*Consigne*
D'après le texte sur l'écriture du son [k], quelles sont les deux graphies principales employées pour noter cette consonne ?

*Texte extrait*
————

Pour l'amour
de la langue française

Pourquoi autant de lettres pour former le son [k] ? (Antoine, 13 ans)

| 08 novembre 2019 | par Jean-Christophe Pellat

Effectivement, Antoine, si l’orthographe française était phonétique, une seule lettre correspondrait à un son. Mais ce n’est pas le cas. Pour noter la consonne [k], on emploie deux graphies principales (98% des cas), qui suivent la répartition des langues romanes : « c » et « qu ». On écrit « c » devant « a, o, u » ou une consonne : « calcaire, décor, écume, cri ; on écrit « qu » devant « e, i » et dans les mots grammaticaux : « logique, requis, qui, que, quoi, quand ». On a gardé les deux lettres latines « qu », alors que le seul « q » aurait suffi comme en finale (« cinq »). Et l’emploi de « c » a été « libéré » pour noter [s] devant « e, i » : « ceci, recette, récit ». Et comme la grammaire détermine aussi l’orthographe, on maintient « qu » devant « a, o » dans les verbes : « attaquer, attaquons, attaquant ». Pour compliquer les choses, d’autres graphies existent, moins fréquentes heureusement, comme la lettre « k » dans les mots empruntés aux langues grecque (« kilo, kiné »), germanique (« képi »), orientale (moka ») ou slave (« knout »), sans parler de « ch » qui peut aussi se prononcer [k] dans des mots grecs (« psychologue »). Bref, les graphies de [k] cumulent tous les déterminismes de l’orthographe française : phonétique, grammatical, étymologique,... Cela explique que certains aient milité pour la simplicité phonétique, comme Raymond Queneau, avec « Doukipudonktan » dans « Zazie dans le métro ». Nous laissons à Antoine le soin de traduire l’expression en orthographe ordinaire !

Jean-Christophe Pellat
Jean-Christophe Pellat est professeur émérite de linguistique française à l’Université de Strasbourg, où il a enseigné en Licence, Master et dans les préparations au CAPES et aux agrégations de Lettres. Spécialiste de grammaire et orthographe françaises (histoire, description, didactique), il est co-auteur d’un ouvrage universitaire de référence, Grammaire méthodique du français (PUF, dernière éd. 2016) et de diverses grammaires scolaires. Dans ses travaux sur la didactique de la grammaire en FLE et FLM, il s’attache à l’adaptation des notions aux différents publics concernés.

————

*Données brutes*
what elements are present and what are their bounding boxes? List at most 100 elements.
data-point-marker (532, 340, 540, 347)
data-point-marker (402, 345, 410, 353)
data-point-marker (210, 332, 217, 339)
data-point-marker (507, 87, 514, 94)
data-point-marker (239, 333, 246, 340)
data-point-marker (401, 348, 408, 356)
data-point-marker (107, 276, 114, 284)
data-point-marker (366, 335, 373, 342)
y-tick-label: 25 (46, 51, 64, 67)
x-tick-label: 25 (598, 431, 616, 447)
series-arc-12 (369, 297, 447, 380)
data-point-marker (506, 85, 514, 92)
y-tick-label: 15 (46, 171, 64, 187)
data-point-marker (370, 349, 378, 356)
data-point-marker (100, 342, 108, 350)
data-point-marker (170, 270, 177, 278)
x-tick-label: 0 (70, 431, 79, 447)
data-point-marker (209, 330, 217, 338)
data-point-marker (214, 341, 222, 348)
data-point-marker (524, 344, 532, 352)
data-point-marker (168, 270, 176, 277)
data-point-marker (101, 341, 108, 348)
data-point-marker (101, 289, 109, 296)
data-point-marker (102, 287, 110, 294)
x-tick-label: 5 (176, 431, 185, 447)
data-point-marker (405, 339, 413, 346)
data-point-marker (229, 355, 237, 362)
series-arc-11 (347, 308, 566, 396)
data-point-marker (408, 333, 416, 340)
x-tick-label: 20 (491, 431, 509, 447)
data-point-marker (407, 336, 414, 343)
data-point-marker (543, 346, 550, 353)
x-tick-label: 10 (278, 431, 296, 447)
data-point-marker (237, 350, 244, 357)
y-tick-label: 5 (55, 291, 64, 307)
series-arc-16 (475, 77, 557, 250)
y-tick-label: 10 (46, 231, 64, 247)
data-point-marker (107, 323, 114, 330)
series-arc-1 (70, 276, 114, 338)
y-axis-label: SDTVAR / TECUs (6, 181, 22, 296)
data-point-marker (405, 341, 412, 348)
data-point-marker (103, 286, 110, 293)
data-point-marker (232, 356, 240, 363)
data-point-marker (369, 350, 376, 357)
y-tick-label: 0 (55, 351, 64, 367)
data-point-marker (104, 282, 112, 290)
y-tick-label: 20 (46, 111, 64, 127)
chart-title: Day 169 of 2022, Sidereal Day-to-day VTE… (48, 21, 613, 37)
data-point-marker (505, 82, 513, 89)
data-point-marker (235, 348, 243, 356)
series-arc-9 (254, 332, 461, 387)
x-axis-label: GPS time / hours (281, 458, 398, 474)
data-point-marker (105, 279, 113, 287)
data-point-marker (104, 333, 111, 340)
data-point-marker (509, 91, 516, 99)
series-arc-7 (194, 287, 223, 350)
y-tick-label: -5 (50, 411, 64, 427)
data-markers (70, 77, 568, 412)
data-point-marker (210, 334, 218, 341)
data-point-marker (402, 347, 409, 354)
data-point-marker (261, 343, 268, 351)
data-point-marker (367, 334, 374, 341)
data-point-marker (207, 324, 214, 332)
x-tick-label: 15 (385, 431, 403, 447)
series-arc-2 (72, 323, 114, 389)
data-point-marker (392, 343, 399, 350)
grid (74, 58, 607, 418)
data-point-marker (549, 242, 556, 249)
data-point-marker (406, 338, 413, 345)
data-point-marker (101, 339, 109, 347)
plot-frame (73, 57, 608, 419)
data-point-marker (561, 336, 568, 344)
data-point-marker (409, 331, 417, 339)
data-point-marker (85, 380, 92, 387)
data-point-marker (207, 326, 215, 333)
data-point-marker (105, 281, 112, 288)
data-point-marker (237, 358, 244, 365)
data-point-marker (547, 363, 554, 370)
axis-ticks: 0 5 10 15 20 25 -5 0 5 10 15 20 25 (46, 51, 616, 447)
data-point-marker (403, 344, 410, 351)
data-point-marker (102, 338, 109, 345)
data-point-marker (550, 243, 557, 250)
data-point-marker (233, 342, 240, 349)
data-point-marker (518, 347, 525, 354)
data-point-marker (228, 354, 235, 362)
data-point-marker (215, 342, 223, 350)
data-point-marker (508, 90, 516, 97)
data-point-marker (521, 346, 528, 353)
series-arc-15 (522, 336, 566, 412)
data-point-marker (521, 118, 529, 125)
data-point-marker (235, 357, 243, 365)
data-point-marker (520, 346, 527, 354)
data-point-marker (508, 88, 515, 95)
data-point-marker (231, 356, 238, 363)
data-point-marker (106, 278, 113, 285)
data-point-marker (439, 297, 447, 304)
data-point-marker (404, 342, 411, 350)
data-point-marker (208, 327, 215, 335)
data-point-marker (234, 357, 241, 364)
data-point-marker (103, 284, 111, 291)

————

*Réponse attendue*
Les deux graphies principales sont « c » et « qu ».